REQUIREMENTS » Make an exact transcription of the material, leaving out all images.
===============
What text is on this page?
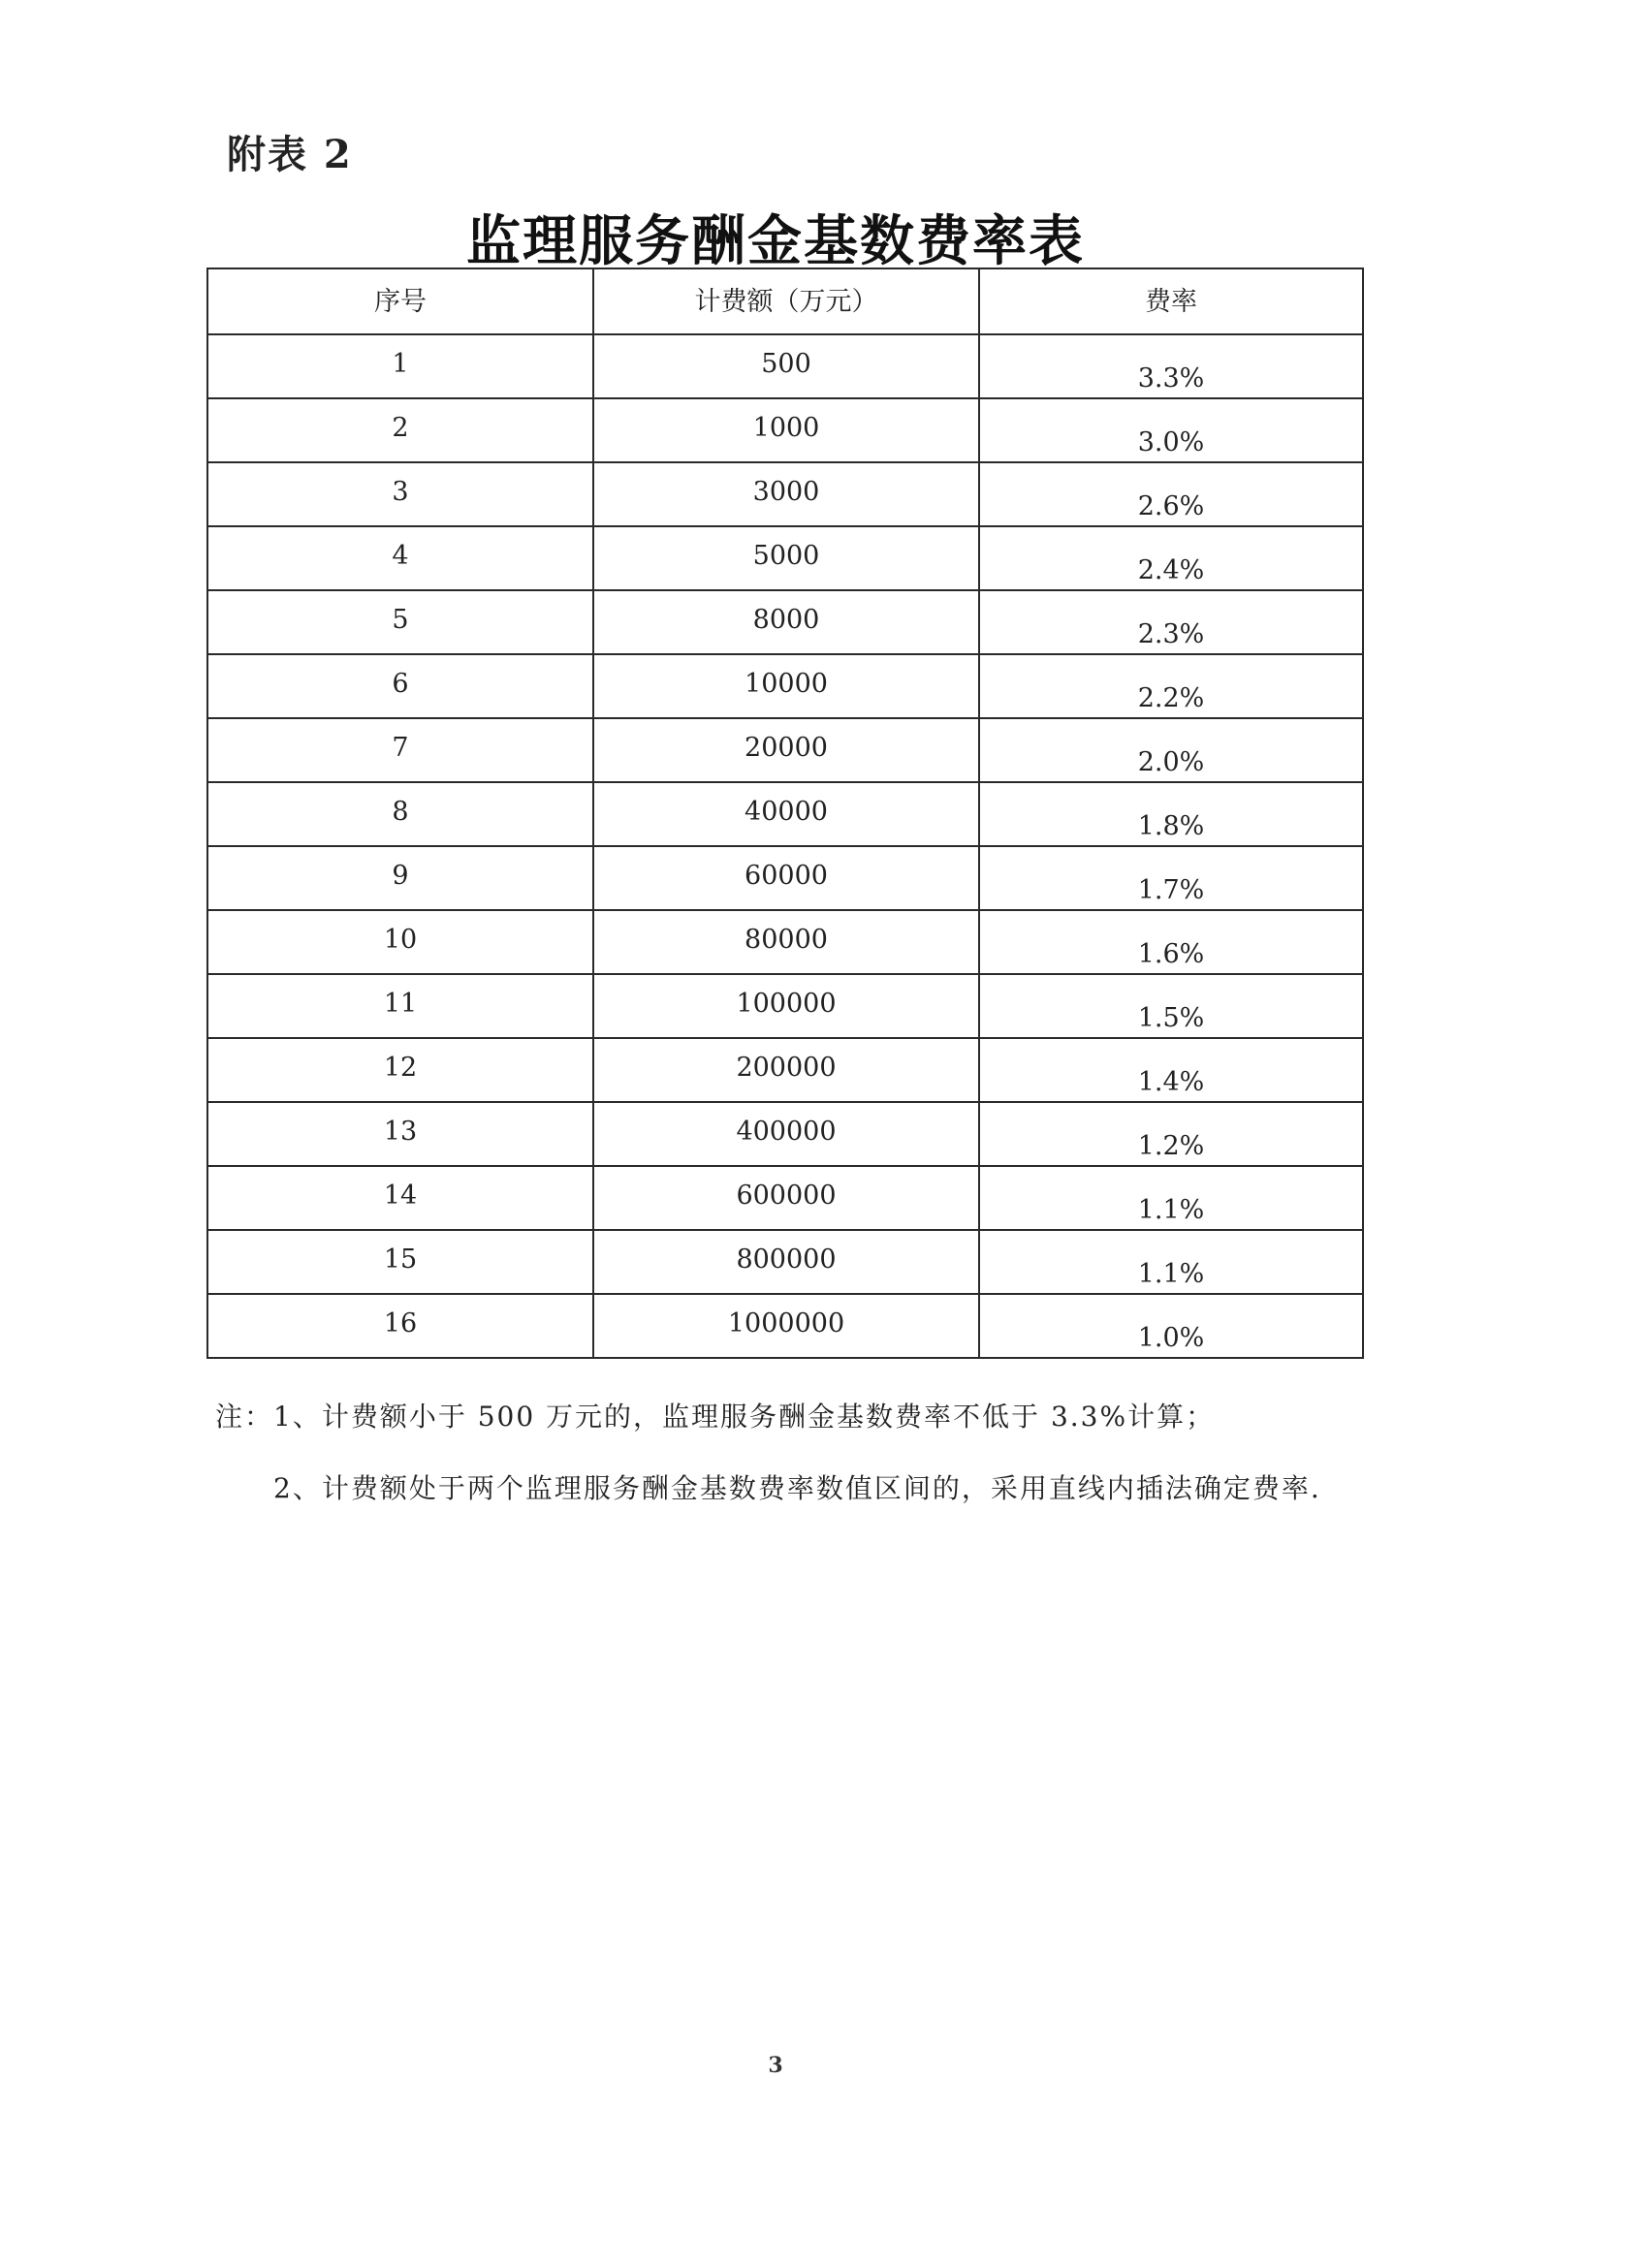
附表 2
监理服务酬金基数费率表
序号	计费额（万元）	费率

1	500	3.3%

2	1000	3.0%

3	3000	2.6%

4	5000	2.4%

5	8000	2.3%

6	10000	2.2%

7	20000	2.0%

8	40000	1.8%

9	60000	1.7%

10	80000	1.6%

11	100000	1.5%

12	200000	1.4%

13	400000	1.2%

14	600000	1.1%

15	800000	1.1%

16	1000000	1.0%
注：1、计费额小于 500 万元的，监理服务酬金基数费率不低于 3.3%计算；
2、计费额处于两个监理服务酬金基数费率数值区间的，采用直线内插法确定费率.
3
===============
OUTPUT FOR THIS TASK »
What text is on this page?
附表 2
监理服务酬金基数费率表
序号	计费额（万元）	费率

1	500	3.3%

2	1000	3.0%

3	3000	2.6%

4	5000	2.4%

5	8000	2.3%

6	10000	2.2%

7	20000	2.0%

8	40000	1.8%

9	60000	1.7%

10	80000	1.6%

11	100000	1.5%

12	200000	1.4%

13	400000	1.2%

14	600000	1.1%

15	800000	1.1%

16	1000000	1.0%
注：1、计费额小于 500 万元的，监理服务酬金基数费率不低于 3.3%计算；
2、计费额处于两个监理服务酬金基数费率数值区间的，采用直线内插法确定费率.
3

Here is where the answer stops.